In November 2015, I represented the Omeka team at IMLS’s Focus conference held in New Orleans to share the latest developments in the Omeka software family.

Below are my slides, and the notes from my talk.

I am here representing the Omeka team at the Roy Rosenzweig Center for History and New Media, and we are ever grateful to IMLS who has funded Omeka, from its earliest manifestation in 2007.

I’d like to take you on a brief journey showing you where Omeka started and where we are going related to collections data interoperability and our aspirations for offering GLAMs a way of onboarding to the Linked Open Data landscape.

In the early 00’s, we learned from collaborating with many cultural heritage institutions that there was a need for an easy-to-use, collections-based system that was free and open source, that also adhered to international metadata standards, while also offering organizations the opportunity to build an appealing front-end design that didn’t replicate the look of a database.

We found that we kept building the same type of relational database backend over and over, and decided to generalize it into what is now Omeka.

One of the most important guiding principles, that we are discussing today, is for the data to be portable and accessible in multiple ways.

Data that goes into Omeka, comes out: from the very simple, such as RSS, to more complex formats, including the newest addition, our data API.

Data sharing has always been a core requirement that shapes Omeka’s current development, as the project continues to grow and change.

To increase accessibility of the data, we added an API in Omeka 2.0:

With the API turned on, a user may import all public items and collections, including their files, to be used for other applications

With an API, it’s much easier to push and share content from an Omeka site with other software and applications.

## What you should do
Copy the Omeka passage word for word, everything from "In November 2015, I" down to "Omeka software family.". These records have no connection to the Omeka passage.

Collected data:
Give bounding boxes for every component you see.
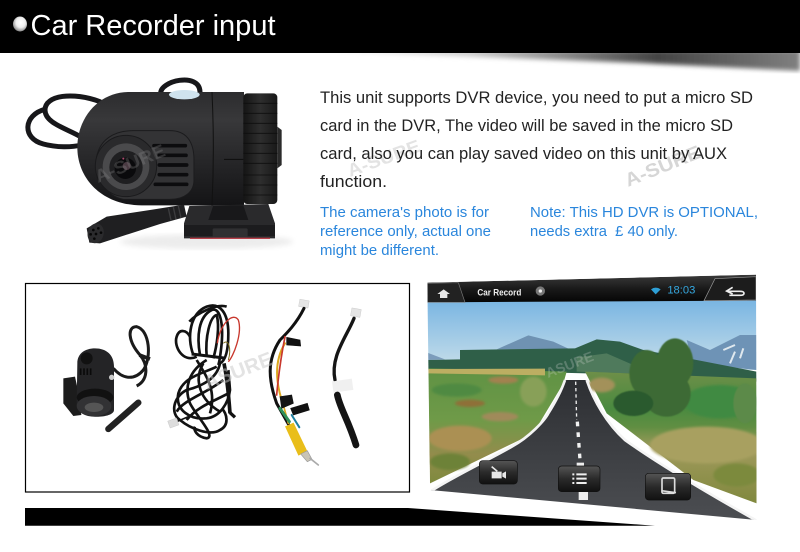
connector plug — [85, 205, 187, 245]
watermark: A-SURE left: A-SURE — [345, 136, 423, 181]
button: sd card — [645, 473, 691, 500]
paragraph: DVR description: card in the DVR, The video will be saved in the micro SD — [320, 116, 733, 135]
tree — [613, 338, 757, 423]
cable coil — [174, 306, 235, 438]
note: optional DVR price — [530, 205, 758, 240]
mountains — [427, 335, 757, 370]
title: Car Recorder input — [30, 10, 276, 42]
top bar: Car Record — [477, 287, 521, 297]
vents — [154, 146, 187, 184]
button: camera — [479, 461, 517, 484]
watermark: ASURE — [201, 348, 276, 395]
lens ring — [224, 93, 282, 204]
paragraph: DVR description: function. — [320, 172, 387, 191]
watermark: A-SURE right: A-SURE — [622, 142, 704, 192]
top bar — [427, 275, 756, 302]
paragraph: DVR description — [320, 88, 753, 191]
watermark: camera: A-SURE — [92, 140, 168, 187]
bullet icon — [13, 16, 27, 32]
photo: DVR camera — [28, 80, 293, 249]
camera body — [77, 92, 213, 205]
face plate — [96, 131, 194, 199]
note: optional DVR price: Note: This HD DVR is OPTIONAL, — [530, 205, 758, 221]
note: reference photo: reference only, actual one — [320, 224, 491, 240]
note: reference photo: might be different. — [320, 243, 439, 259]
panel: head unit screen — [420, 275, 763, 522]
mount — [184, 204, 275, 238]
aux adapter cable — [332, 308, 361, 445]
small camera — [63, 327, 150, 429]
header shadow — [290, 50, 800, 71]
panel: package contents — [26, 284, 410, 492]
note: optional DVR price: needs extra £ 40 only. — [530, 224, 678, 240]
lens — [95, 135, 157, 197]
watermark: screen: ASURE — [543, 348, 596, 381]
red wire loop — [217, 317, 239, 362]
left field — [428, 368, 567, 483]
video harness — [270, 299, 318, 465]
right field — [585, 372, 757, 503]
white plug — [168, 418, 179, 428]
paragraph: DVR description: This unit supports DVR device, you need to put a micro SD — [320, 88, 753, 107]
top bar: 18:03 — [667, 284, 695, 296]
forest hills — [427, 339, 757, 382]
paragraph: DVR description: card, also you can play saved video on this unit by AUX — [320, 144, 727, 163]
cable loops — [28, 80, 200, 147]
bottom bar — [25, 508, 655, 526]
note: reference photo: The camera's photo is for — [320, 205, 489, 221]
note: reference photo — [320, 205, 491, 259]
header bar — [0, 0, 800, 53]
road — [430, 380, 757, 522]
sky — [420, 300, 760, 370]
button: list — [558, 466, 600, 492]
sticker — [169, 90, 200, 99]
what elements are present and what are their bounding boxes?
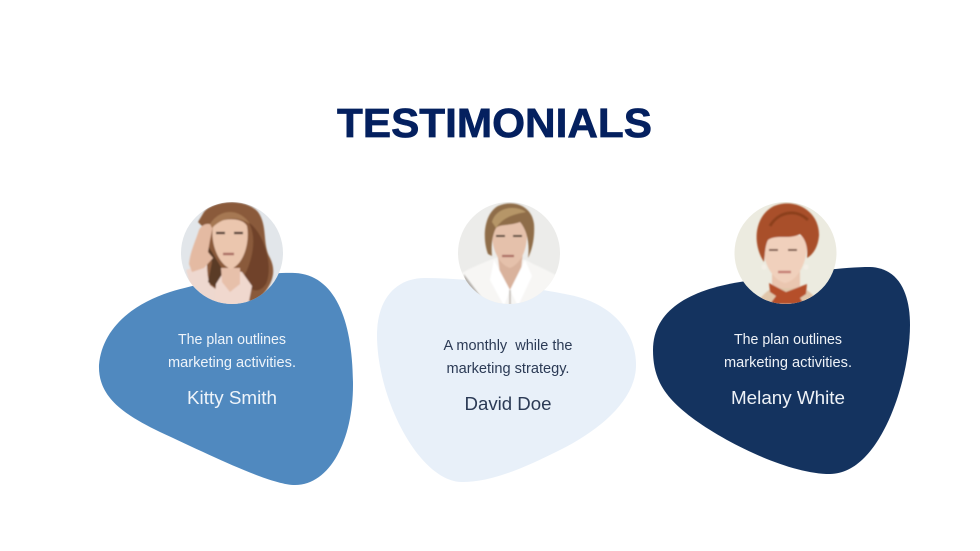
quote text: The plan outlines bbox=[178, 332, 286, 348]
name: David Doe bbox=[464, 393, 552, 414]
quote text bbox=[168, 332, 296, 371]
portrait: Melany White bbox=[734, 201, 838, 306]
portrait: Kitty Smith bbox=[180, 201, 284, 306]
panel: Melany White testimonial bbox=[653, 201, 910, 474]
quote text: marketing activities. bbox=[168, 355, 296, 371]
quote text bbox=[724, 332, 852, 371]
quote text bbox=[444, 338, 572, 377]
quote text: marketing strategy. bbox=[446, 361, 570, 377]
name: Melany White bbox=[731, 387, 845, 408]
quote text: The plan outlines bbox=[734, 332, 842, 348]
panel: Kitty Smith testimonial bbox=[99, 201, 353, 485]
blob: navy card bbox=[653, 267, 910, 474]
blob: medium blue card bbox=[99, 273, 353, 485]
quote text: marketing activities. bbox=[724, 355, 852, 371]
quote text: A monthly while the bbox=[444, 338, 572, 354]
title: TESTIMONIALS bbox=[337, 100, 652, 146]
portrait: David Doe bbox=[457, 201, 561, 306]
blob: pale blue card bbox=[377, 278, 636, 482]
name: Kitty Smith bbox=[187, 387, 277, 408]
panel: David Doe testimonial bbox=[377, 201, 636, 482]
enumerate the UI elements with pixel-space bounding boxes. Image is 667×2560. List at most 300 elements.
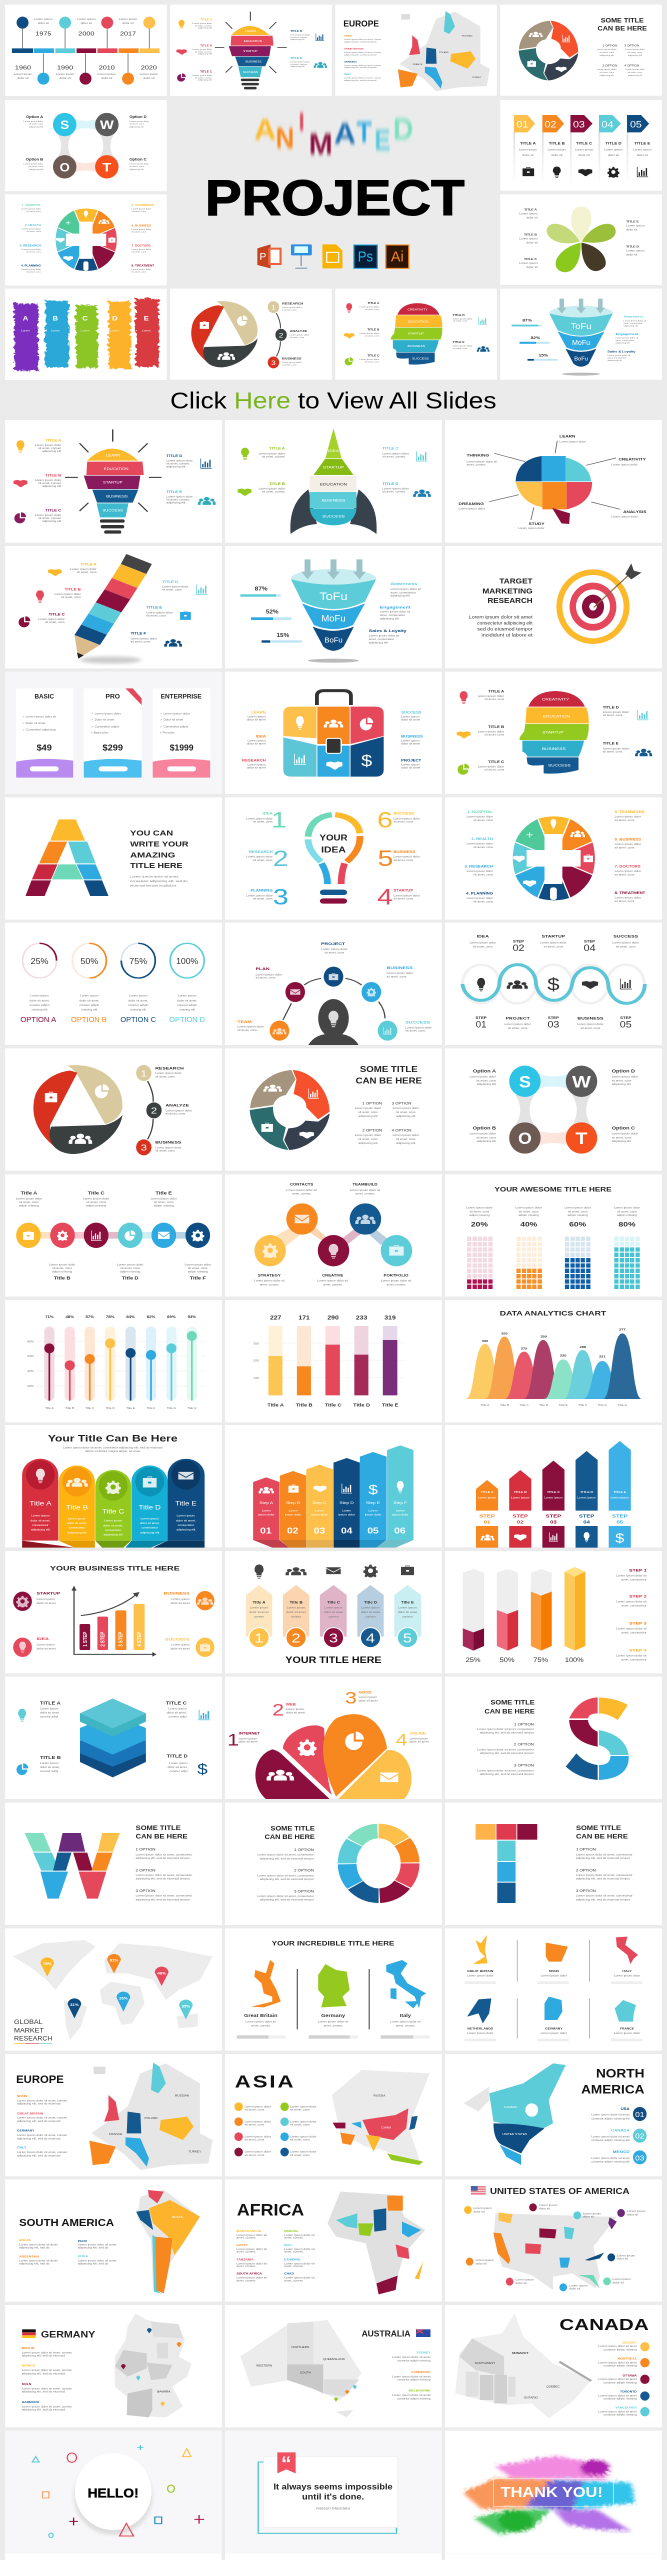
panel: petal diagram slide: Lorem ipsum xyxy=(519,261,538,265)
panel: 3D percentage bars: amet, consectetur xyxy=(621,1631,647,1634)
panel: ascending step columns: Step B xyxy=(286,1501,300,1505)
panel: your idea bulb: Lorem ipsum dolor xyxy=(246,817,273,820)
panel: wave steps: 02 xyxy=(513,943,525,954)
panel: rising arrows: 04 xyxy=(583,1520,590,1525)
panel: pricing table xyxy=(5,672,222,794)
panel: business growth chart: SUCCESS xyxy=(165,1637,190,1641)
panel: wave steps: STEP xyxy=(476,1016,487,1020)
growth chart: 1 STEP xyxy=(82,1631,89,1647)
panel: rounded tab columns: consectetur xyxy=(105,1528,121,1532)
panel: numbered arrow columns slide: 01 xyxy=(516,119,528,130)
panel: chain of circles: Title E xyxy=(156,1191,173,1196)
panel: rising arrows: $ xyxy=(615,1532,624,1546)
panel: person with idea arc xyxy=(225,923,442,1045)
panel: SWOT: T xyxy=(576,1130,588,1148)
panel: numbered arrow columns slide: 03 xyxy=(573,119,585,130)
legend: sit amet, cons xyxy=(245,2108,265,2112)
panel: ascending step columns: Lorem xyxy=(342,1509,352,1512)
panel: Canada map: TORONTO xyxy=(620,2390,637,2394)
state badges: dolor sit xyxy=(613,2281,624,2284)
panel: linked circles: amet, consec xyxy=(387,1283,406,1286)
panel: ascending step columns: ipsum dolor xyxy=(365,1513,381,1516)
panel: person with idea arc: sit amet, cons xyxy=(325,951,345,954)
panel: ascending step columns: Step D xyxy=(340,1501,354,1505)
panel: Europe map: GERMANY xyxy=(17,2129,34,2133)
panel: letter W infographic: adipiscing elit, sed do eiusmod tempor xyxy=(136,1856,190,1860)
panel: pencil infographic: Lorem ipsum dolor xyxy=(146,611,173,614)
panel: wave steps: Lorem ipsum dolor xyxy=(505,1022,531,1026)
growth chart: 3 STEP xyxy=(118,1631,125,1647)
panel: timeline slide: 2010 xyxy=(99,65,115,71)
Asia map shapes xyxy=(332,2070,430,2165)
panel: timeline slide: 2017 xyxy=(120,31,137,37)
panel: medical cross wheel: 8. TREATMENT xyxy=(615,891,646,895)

## Correct response
In November 2015, I represented the Omeka team at IMLS’s Focus conference held in New Orleans to share the latest developments in the Omeka software family.